--- Begin Material to process ---

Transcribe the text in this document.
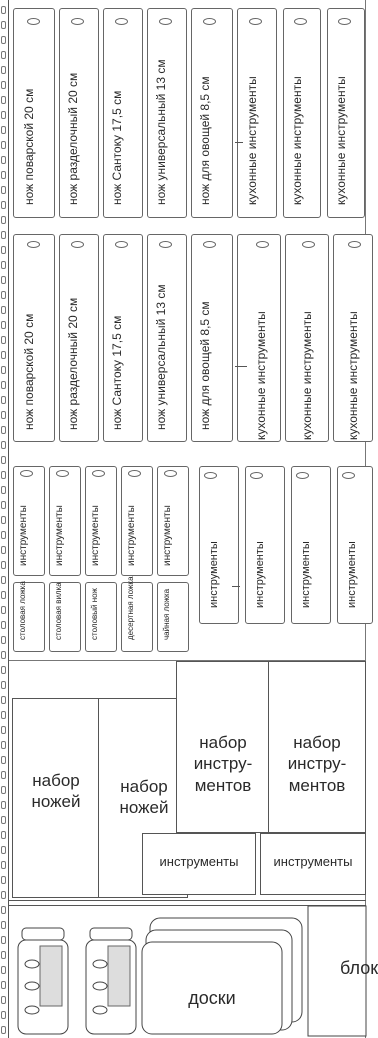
набор
ножей
набор
ножей
набор
инстру-
ментов
набор
инстру-
ментов
инструменты	инструменты
доски
блок
нож поварской 20 см	нож разделочный 20 см	нож Сантоку 17,5 см	нож универсальный 13 см	нож для овощей 8,5 см	кухонные инструменты	кухонные инструменты	кухонные инструменты
нож поварской 20 см	нож разделочный 20 см	нож Сантоку 17,5 см	нож универсальный 13 см	нож для овощей 8,5 см	кухонные инструменты	кухонные инструменты	кухонные инструменты
инструменты	инструменты	инструменты	инструменты	инструменты
столовая ложка	столовая вилка	столовый нож	десертная ложка	чайная ложка
инструменты	инструменты	инструменты	инструменты
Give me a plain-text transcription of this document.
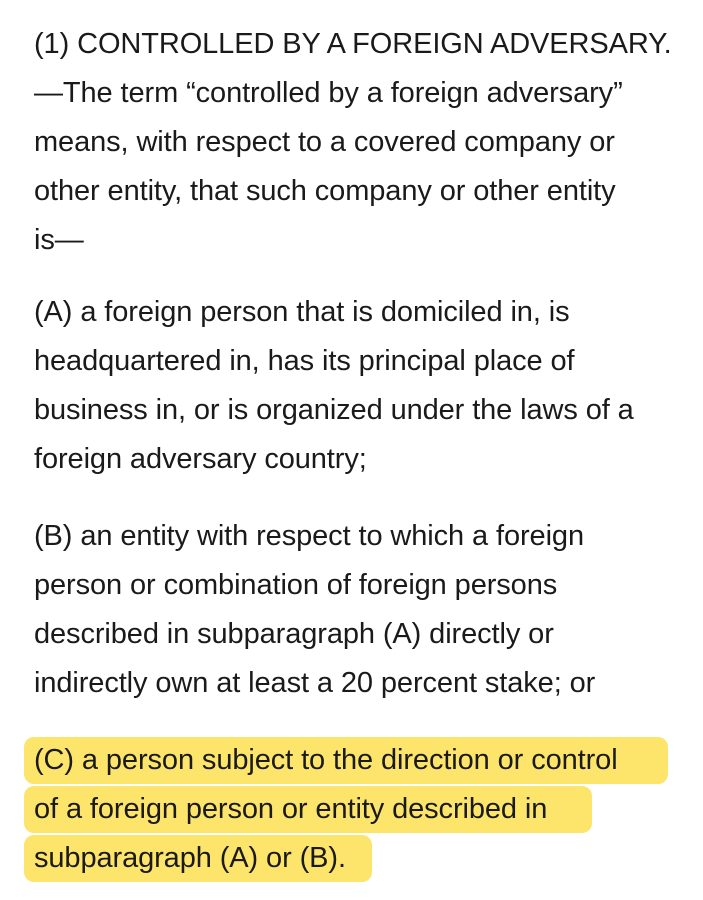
(1) CONTROLLED BY A FOREIGN ADVERSARY.
—The term “controlled by a foreign adversary”
means, with respect to a covered company or
other entity, that such company or other entity
is—
(A) a foreign person that is domiciled in, is
headquartered in, has its principal place of
business in, or is organized under the laws of a
foreign adversary country;
(B) an entity with respect to which a foreign
person or combination of foreign persons
described in subparagraph (A) directly or
indirectly own at least a 20 percent stake; or
(C) a person subject to the direction or control
of a foreign person or entity described in
subparagraph (A) or (B).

--- End Material to process ---

Gather all lines with the string "company" from the data.

means, with respect to a covered company or
other entity, that such company or other entity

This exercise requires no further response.